§ **SET PROBLEM**
Can you quote, word for word, the stretch from the start of the entries through the line that contains "- Text: © weatheronline.in: ©", including that line?

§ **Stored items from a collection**
☆ ☆ ☆

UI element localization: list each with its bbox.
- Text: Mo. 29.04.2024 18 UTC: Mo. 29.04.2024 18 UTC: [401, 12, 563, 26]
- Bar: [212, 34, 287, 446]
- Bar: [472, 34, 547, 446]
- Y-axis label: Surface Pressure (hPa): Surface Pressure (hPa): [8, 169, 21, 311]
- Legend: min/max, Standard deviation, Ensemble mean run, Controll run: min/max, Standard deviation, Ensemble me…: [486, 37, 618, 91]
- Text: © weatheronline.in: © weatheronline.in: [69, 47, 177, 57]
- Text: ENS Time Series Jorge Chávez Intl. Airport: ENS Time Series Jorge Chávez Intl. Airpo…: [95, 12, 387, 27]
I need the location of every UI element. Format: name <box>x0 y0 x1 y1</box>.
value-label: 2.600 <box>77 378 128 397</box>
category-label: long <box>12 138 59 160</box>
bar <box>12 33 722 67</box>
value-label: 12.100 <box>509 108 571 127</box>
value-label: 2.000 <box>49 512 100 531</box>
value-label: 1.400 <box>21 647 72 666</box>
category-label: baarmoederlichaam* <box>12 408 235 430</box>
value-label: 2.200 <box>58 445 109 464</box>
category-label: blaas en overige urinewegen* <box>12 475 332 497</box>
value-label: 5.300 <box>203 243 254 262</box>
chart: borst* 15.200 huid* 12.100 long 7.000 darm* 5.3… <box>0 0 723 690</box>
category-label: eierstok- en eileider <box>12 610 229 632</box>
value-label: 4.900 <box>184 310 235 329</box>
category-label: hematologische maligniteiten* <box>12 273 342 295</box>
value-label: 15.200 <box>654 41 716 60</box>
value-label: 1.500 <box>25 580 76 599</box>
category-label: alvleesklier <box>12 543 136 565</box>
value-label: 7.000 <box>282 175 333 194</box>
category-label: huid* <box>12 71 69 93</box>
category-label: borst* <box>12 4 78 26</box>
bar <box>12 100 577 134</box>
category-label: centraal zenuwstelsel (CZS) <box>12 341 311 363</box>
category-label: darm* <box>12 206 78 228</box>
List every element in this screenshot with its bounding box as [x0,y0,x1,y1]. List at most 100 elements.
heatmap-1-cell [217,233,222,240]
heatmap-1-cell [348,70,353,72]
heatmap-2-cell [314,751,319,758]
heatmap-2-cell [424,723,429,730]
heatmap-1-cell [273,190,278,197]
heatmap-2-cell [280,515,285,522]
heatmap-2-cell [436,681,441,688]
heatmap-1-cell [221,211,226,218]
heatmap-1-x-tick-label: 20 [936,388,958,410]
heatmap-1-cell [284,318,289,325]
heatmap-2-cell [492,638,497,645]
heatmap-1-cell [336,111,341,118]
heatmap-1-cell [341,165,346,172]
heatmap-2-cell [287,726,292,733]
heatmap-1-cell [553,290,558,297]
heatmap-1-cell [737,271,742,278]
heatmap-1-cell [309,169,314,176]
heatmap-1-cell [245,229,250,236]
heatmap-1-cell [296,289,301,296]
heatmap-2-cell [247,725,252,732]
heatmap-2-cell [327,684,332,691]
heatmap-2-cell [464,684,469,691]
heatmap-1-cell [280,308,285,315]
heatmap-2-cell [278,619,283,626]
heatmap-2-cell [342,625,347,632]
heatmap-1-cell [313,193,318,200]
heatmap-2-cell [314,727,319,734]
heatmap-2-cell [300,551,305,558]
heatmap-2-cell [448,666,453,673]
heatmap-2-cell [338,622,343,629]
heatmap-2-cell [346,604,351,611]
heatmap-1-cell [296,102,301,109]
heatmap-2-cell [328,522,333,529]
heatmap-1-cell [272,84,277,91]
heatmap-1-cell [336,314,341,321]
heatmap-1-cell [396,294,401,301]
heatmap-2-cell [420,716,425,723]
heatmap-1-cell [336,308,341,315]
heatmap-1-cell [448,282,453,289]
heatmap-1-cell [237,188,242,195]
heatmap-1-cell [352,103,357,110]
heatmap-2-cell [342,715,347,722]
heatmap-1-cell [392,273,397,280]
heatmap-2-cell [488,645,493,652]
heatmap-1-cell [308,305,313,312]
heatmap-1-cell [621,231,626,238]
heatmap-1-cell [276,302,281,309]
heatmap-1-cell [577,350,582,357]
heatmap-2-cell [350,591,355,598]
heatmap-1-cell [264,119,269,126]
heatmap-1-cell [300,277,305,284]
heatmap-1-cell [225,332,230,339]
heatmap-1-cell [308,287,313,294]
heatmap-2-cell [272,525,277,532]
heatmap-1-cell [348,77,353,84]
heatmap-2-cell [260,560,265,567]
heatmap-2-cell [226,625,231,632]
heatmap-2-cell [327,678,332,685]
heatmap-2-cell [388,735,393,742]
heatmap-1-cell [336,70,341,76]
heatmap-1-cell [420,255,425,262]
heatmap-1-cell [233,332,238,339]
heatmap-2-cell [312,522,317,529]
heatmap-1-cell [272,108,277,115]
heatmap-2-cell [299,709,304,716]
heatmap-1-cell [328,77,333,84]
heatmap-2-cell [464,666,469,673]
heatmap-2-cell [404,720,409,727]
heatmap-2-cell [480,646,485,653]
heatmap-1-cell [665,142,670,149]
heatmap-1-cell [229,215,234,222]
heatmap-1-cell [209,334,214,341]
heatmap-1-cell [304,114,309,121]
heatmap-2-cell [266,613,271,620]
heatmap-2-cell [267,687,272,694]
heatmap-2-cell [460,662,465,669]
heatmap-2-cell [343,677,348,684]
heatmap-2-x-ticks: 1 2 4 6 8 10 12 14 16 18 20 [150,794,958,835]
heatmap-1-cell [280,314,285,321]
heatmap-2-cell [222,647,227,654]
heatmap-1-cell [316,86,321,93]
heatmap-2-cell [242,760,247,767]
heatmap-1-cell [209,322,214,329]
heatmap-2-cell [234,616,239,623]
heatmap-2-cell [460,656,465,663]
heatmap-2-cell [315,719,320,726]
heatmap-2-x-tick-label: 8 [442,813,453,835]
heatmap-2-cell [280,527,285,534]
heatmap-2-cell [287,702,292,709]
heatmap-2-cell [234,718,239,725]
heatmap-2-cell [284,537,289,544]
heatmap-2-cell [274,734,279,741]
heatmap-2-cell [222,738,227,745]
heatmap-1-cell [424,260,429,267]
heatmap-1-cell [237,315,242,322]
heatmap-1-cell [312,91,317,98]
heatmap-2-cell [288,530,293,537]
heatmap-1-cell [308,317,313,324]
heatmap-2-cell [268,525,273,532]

☆ ☆ ☆

§ **EXERCISE SOLUTION**
UI element localization: list each with its bbox.
- Text: Mo. 29.04.2024 18 UTC: Mo. 29.04.2024 18 UTC: [401, 12, 563, 26]
- Bar: [212, 34, 287, 446]
- Bar: [472, 34, 547, 446]
- Y-axis label: Surface Pressure (hPa): Surface Pressure (hPa): [8, 169, 21, 311]
- Legend: min/max, Standard deviation, Ensemble mean run, Controll run: min/max, Standard deviation, Ensemble me…: [486, 37, 618, 91]
- Text: © weatheronline.in: © weatheronline.in: [69, 47, 177, 57]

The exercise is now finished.